Dataset entries:
[start]
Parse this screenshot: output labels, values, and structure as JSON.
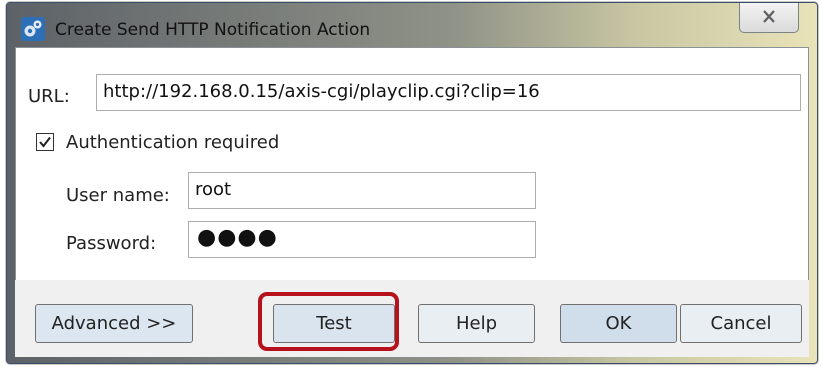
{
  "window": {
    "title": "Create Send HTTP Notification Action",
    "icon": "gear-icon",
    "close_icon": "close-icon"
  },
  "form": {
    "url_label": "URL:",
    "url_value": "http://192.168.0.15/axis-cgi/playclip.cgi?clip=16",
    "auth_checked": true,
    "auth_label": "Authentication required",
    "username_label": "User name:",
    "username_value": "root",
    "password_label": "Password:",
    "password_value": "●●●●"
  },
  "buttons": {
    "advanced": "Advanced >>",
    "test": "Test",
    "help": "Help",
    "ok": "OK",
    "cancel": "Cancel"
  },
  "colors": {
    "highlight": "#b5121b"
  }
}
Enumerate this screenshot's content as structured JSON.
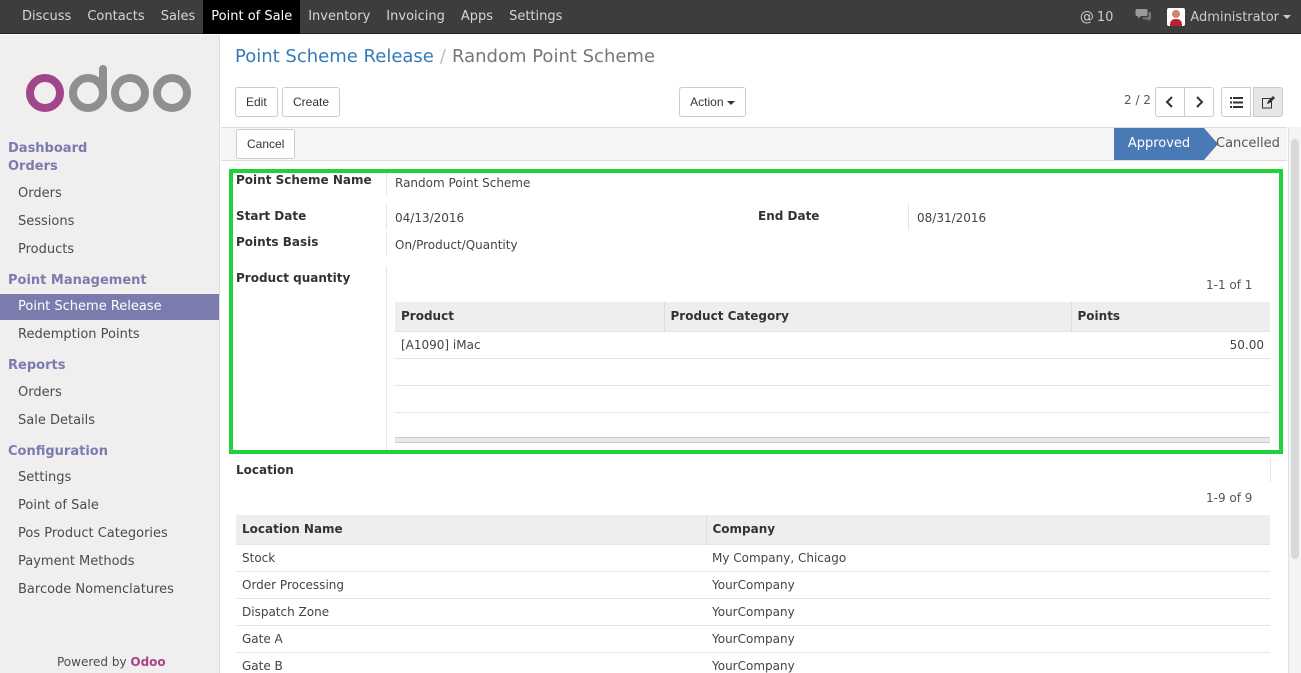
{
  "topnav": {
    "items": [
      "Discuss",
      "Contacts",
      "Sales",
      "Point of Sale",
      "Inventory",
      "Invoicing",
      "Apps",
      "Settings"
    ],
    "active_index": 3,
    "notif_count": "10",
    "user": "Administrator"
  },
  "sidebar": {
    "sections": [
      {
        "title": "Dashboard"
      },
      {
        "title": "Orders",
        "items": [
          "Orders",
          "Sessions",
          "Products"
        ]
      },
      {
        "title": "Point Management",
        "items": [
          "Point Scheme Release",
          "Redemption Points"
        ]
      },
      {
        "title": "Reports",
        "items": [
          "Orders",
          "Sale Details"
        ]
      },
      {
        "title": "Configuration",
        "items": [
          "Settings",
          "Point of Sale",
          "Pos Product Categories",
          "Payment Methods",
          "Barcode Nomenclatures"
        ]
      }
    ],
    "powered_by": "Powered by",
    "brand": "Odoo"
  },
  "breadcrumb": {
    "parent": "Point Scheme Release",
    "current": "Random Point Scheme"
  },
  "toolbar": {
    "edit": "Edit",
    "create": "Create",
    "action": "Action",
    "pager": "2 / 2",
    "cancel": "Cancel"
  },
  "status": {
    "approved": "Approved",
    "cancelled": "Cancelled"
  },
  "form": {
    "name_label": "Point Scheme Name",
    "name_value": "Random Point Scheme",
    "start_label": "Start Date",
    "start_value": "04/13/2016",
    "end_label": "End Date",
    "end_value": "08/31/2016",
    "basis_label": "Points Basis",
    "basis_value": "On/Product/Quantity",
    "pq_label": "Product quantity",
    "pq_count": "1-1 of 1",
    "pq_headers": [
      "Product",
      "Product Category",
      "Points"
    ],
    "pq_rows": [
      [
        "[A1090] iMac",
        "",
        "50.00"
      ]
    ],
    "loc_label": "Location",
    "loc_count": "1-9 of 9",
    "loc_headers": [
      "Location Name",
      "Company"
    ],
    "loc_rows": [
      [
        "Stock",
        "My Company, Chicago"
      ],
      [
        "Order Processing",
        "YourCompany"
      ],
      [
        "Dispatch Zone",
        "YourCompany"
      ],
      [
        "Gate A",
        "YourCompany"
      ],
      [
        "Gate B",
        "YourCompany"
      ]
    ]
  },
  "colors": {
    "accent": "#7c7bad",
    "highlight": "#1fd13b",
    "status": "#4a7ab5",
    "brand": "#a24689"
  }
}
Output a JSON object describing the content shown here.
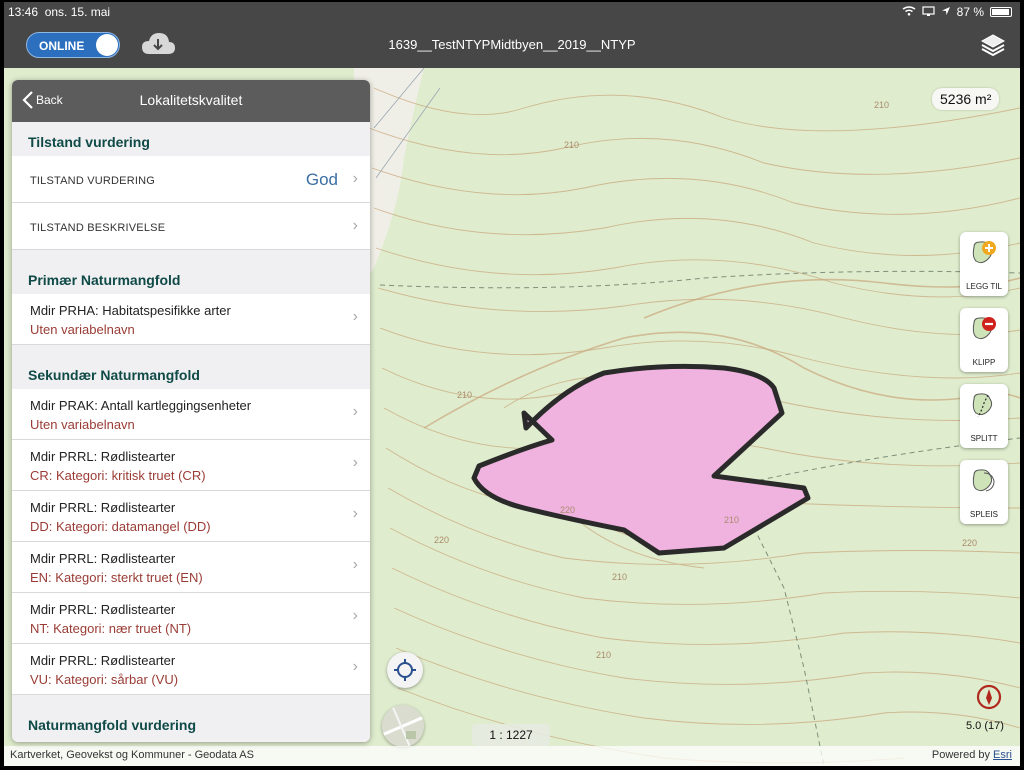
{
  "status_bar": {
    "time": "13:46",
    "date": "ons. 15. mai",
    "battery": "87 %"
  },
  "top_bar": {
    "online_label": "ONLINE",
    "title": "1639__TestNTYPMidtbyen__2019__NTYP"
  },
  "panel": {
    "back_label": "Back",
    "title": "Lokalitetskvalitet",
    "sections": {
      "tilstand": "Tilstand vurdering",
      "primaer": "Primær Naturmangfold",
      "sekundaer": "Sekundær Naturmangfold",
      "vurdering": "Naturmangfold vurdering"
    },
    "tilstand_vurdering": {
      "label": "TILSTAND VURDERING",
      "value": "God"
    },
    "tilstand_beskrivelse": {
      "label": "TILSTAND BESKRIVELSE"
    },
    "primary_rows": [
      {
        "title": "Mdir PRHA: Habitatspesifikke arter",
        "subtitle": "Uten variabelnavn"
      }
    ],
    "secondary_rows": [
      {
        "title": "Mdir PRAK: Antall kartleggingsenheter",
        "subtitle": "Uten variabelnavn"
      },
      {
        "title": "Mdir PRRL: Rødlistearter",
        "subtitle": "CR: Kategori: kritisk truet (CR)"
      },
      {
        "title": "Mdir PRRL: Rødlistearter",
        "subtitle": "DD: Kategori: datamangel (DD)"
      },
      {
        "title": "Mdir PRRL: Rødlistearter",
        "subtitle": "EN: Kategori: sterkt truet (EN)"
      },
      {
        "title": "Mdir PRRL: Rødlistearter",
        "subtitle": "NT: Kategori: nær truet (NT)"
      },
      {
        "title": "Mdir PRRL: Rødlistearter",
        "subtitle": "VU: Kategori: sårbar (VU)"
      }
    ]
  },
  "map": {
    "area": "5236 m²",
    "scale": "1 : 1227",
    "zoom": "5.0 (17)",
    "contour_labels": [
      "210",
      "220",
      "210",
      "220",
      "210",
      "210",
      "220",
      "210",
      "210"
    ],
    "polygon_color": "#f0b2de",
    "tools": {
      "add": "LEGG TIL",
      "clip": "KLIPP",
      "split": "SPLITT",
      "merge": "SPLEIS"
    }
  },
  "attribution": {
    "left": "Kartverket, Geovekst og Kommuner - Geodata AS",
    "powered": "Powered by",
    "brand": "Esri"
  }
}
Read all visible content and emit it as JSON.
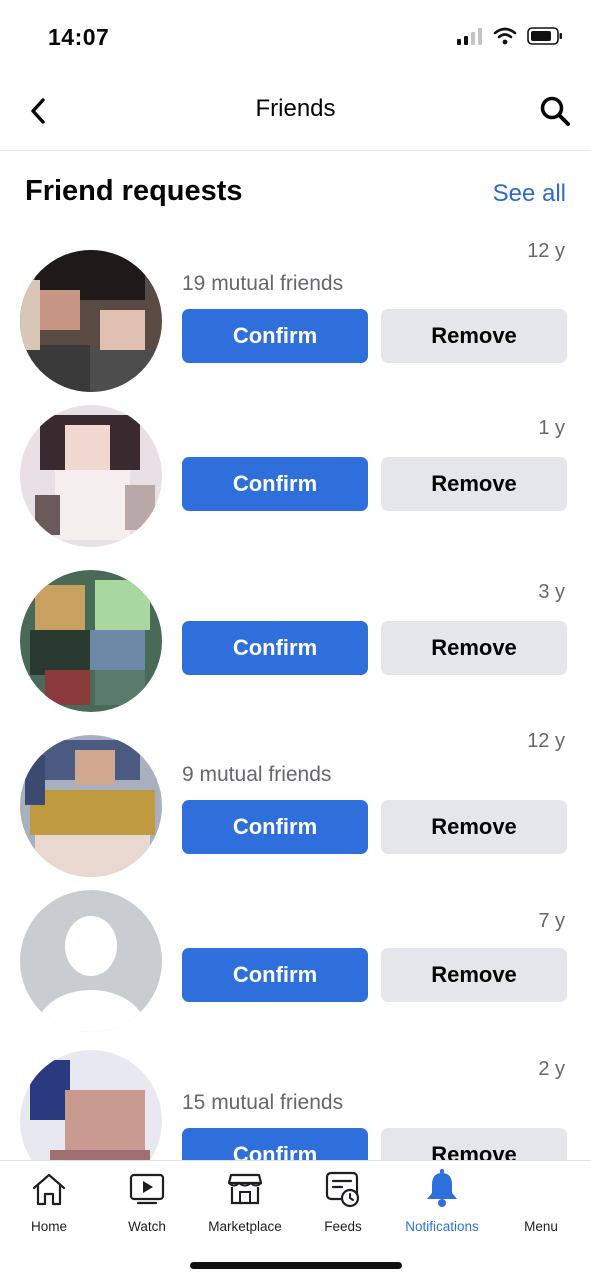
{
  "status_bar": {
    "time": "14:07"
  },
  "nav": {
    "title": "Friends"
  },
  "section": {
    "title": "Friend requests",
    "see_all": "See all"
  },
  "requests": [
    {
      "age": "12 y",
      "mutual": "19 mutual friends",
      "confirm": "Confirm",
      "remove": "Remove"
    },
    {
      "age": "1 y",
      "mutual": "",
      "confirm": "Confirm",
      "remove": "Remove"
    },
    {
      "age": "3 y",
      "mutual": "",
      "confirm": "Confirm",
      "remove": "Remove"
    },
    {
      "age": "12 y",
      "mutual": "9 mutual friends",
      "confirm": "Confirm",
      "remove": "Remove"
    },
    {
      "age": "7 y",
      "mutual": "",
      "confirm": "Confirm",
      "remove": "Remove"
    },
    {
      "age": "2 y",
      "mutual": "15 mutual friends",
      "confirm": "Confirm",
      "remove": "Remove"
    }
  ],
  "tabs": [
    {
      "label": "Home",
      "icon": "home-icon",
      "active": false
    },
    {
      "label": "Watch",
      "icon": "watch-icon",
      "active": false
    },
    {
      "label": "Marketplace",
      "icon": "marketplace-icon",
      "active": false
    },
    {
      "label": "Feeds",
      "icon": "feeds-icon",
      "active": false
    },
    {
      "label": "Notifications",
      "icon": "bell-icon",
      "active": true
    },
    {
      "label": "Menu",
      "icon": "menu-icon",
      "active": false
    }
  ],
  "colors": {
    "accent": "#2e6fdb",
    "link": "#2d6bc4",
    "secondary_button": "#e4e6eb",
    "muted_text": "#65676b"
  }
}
[end]
Every record above should come back exactly, but without its pictures.

Problem solution:
Parse this screenshot: output labels, values, and structure as JSON.
{
  "window": {
    "title": "Create Send HTTP Notification Action",
    "icon": "gear-icon",
    "close_icon": "close-icon"
  },
  "form": {
    "url_label": "URL:",
    "url_value": "http://192.168.0.15/axis-cgi/playclip.cgi?clip=16",
    "auth_checked": true,
    "auth_label": "Authentication required",
    "username_label": "User name:",
    "username_value": "root",
    "password_label": "Password:",
    "password_value": "●●●●"
  },
  "buttons": {
    "advanced": "Advanced >>",
    "test": "Test",
    "help": "Help",
    "ok": "OK",
    "cancel": "Cancel"
  },
  "colors": {
    "highlight": "#b5121b"
  }
}
Enumerate this screenshot's content as structured JSON.
{
  "topnav": {
    "items": [
      "Discuss",
      "Contacts",
      "Sales",
      "Point of Sale",
      "Inventory",
      "Invoicing",
      "Apps",
      "Settings"
    ],
    "active_index": 3,
    "notif_count": "10",
    "user": "Administrator"
  },
  "sidebar": {
    "sections": [
      {
        "title": "Dashboard"
      },
      {
        "title": "Orders",
        "items": [
          "Orders",
          "Sessions",
          "Products"
        ]
      },
      {
        "title": "Point Management",
        "items": [
          "Point Scheme Release",
          "Redemption Points"
        ]
      },
      {
        "title": "Reports",
        "items": [
          "Orders",
          "Sale Details"
        ]
      },
      {
        "title": "Configuration",
        "items": [
          "Settings",
          "Point of Sale",
          "Pos Product Categories",
          "Payment Methods",
          "Barcode Nomenclatures"
        ]
      }
    ],
    "powered_by": "Powered by",
    "brand": "Odoo"
  },
  "breadcrumb": {
    "parent": "Point Scheme Release",
    "current": "Random Point Scheme"
  },
  "toolbar": {
    "edit": "Edit",
    "create": "Create",
    "action": "Action",
    "pager": "2 / 2",
    "cancel": "Cancel"
  },
  "status": {
    "approved": "Approved",
    "cancelled": "Cancelled"
  },
  "form": {
    "name_label": "Point Scheme Name",
    "name_value": "Random Point Scheme",
    "start_label": "Start Date",
    "start_value": "04/13/2016",
    "end_label": "End Date",
    "end_value": "08/31/2016",
    "basis_label": "Points Basis",
    "basis_value": "On/Product/Quantity",
    "pq_label": "Product quantity",
    "pq_count": "1-1 of 1",
    "pq_headers": [
      "Product",
      "Product Category",
      "Points"
    ],
    "pq_rows": [
      [
        "[A1090] iMac",
        "",
        "50.00"
      ]
    ],
    "loc_label": "Location",
    "loc_count": "1-9 of 9",
    "loc_headers": [
      "Location Name",
      "Company"
    ],
    "loc_rows": [
      [
        "Stock",
        "My Company, Chicago"
      ],
      [
        "Order Processing",
        "YourCompany"
      ],
      [
        "Dispatch Zone",
        "YourCompany"
      ],
      [
        "Gate A",
        "YourCompany"
      ],
      [
        "Gate B",
        "YourCompany"
      ]
    ]
  },
  "colors": {
    "accent": "#7c7bad",
    "highlight": "#1fd13b",
    "status": "#4a7ab5",
    "brand": "#a24689"
  }
}
Output a JSON object describing the content shown here.
{
  "status_bar": {
    "time": "13:46",
    "date": "ons. 15. mai",
    "battery": "87 %"
  },
  "top_bar": {
    "online_label": "ONLINE",
    "title": "1639__TestNTYPMidtbyen__2019__NTYP"
  },
  "panel": {
    "back_label": "Back",
    "title": "Lokalitetskvalitet",
    "sections": {
      "tilstand": "Tilstand vurdering",
      "primaer": "Primær Naturmangfold",
      "sekundaer": "Sekundær Naturmangfold",
      "vurdering": "Naturmangfold vurdering"
    },
    "tilstand_vurdering": {
      "label": "TILSTAND VURDERING",
      "value": "God"
    },
    "tilstand_beskrivelse": {
      "label": "TILSTAND BESKRIVELSE"
    },
    "primary_rows": [
      {
        "title": "Mdir PRHA: Habitatspesifikke arter",
        "subtitle": "Uten variabelnavn"
      }
    ],
    "secondary_rows": [
      {
        "title": "Mdir PRAK: Antall kartleggingsenheter",
        "subtitle": "Uten variabelnavn"
      },
      {
        "title": "Mdir PRRL: Rødlistearter",
        "subtitle": "CR: Kategori: kritisk truet (CR)"
      },
      {
        "title": "Mdir PRRL: Rødlistearter",
        "subtitle": "DD: Kategori: datamangel (DD)"
      },
      {
        "title": "Mdir PRRL: Rødlistearter",
        "subtitle": "EN: Kategori: sterkt truet (EN)"
      },
      {
        "title": "Mdir PRRL: Rødlistearter",
        "subtitle": "NT: Kategori: nær truet (NT)"
      },
      {
        "title": "Mdir PRRL: Rødlistearter",
        "subtitle": "VU: Kategori: sårbar (VU)"
      }
    ]
  },
  "map": {
    "area": "5236 m²",
    "scale": "1 : 1227",
    "zoom": "5.0 (17)",
    "contour_labels": [
      "210",
      "220",
      "210",
      "220",
      "210",
      "210",
      "220",
      "210",
      "210"
    ],
    "polygon_color": "#f0b2de",
    "tools": {
      "add": "LEGG TIL",
      "clip": "KLIPP",
      "split": "SPLITT",
      "merge": "SPLEIS"
    }
  },
  "attribution": {
    "left": "Kartverket, Geovekst og Kommuner - Geodata AS",
    "powered": "Powered by",
    "brand": "Esri"
  }
}
Read all visible content and emit it as JSON.
{
  "status_bar": {
    "time": "14:07"
  },
  "nav": {
    "title": "Friends"
  },
  "section": {
    "title": "Friend requests",
    "see_all": "See all"
  },
  "requests": [
    {
      "age": "12 y",
      "mutual": "19 mutual friends",
      "confirm": "Confirm",
      "remove": "Remove"
    },
    {
      "age": "1 y",
      "mutual": "",
      "confirm": "Confirm",
      "remove": "Remove"
    },
    {
      "age": "3 y",
      "mutual": "",
      "confirm": "Confirm",
      "remove": "Remove"
    },
    {
      "age": "12 y",
      "mutual": "9 mutual friends",
      "confirm": "Confirm",
      "remove": "Remove"
    },
    {
      "age": "7 y",
      "mutual": "",
      "confirm": "Confirm",
      "remove": "Remove"
    },
    {
      "age": "2 y",
      "mutual": "15 mutual friends",
      "confirm": "Confirm",
      "remove": "Remove"
    }
  ],
  "tabs": [
    {
      "label": "Home",
      "icon": "home-icon",
      "active": false
    },
    {
      "label": "Watch",
      "icon": "watch-icon",
      "active": false
    },
    {
      "label": "Marketplace",
      "icon": "marketplace-icon",
      "active": false
    },
    {
      "label": "Feeds",
      "icon": "feeds-icon",
      "active": false
    },
    {
      "label": "Notifications",
      "icon": "bell-icon",
      "active": true
    },
    {
      "label": "Menu",
      "icon": "menu-icon",
      "active": false
    }
  ],
  "colors": {
    "accent": "#2e6fdb",
    "link": "#2d6bc4",
    "secondary_button": "#e4e6eb",
    "muted_text": "#65676b"
  }
}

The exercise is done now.